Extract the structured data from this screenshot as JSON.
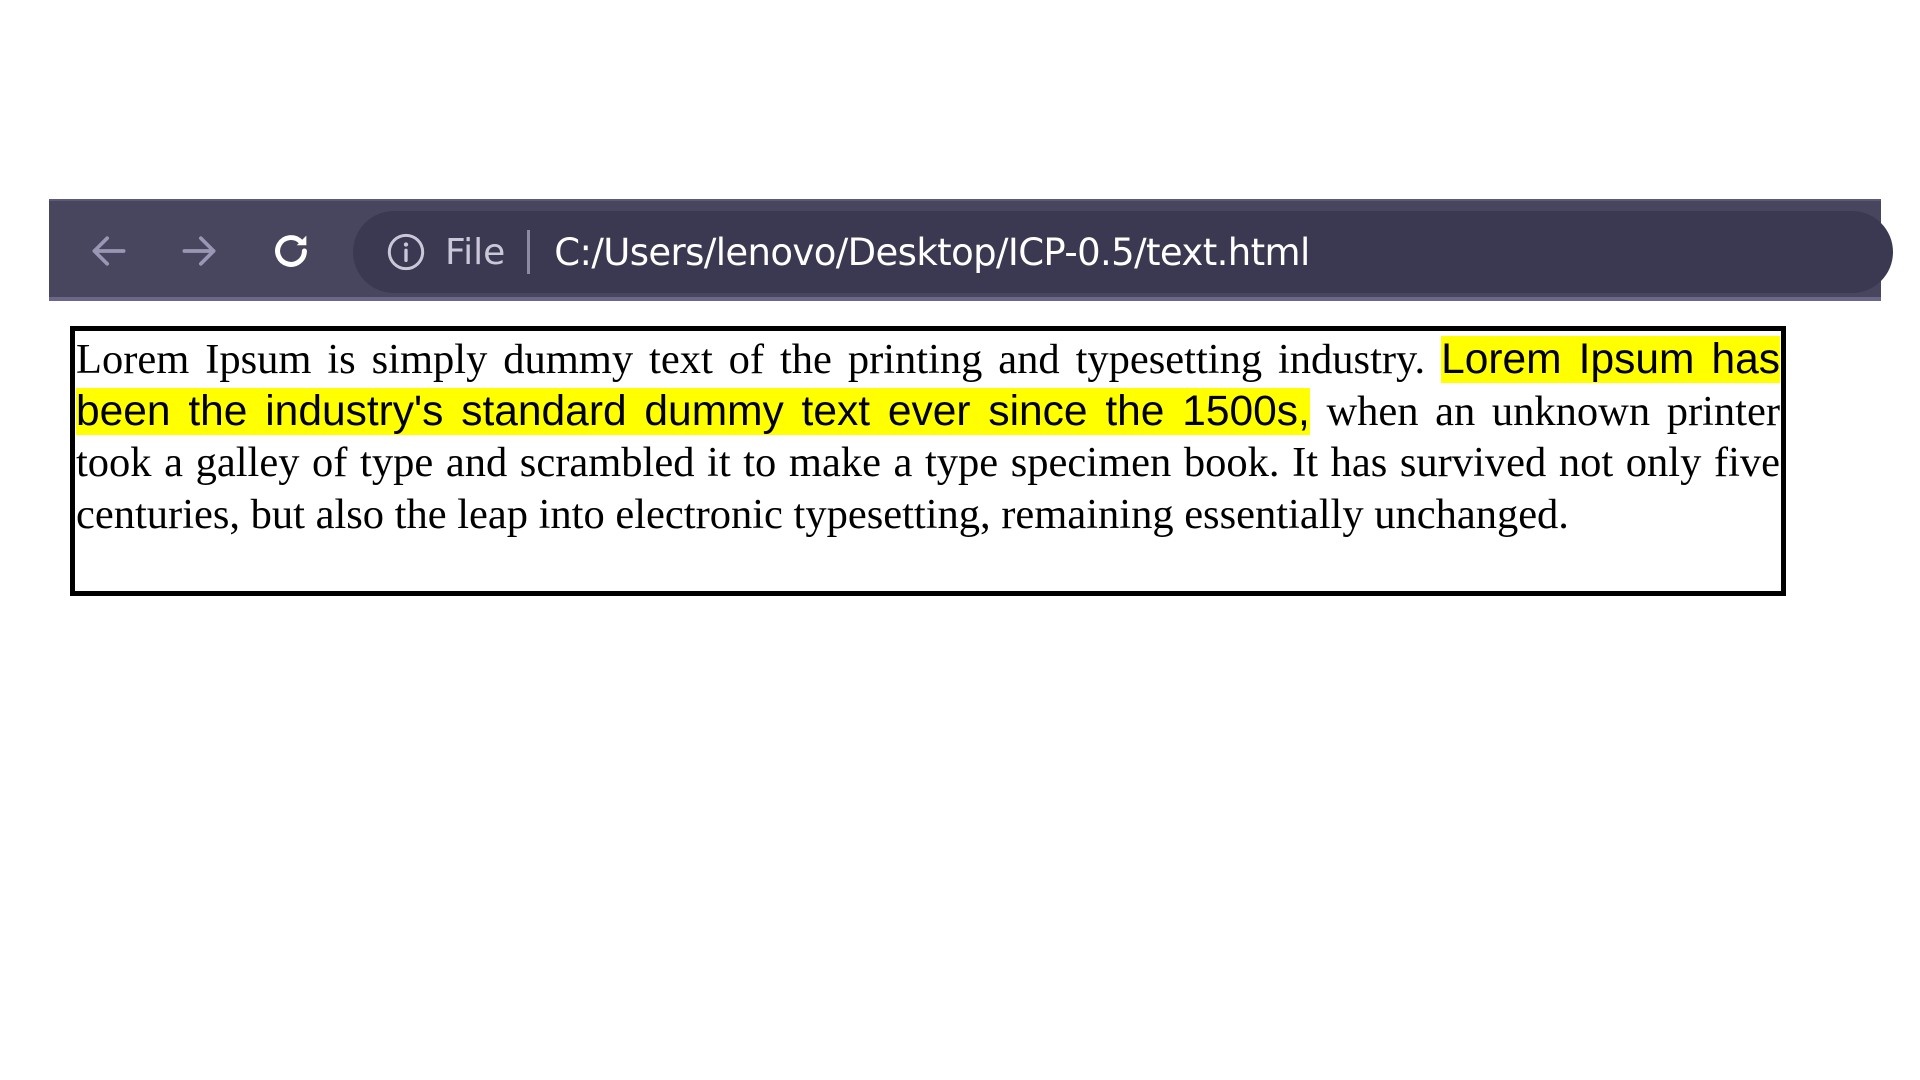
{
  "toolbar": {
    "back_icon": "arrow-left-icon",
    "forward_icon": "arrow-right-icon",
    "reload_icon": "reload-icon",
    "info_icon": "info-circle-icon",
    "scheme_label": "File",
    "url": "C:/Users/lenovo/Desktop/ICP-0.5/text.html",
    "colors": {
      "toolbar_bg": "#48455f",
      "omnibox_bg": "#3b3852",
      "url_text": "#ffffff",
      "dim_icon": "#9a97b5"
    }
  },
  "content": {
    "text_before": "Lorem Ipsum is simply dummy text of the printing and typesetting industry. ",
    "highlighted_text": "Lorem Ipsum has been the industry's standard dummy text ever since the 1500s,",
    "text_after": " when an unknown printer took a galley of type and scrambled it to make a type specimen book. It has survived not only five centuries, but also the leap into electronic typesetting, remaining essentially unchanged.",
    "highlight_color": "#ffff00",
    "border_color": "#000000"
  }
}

__________________________________________________

__Task__
Look through the records and gather each line with the word "typesetting".

__Expected output__
    "text_before": "Lorem Ipsum is simply dummy text of the printing and typesetting industry. ",
    "text_after": " when an unknown printer took a galley of type and scrambled it to make a type specimen book. It has survived not only five centuries, but also the leap into electronic typesetting, remaining essentially unchanged.",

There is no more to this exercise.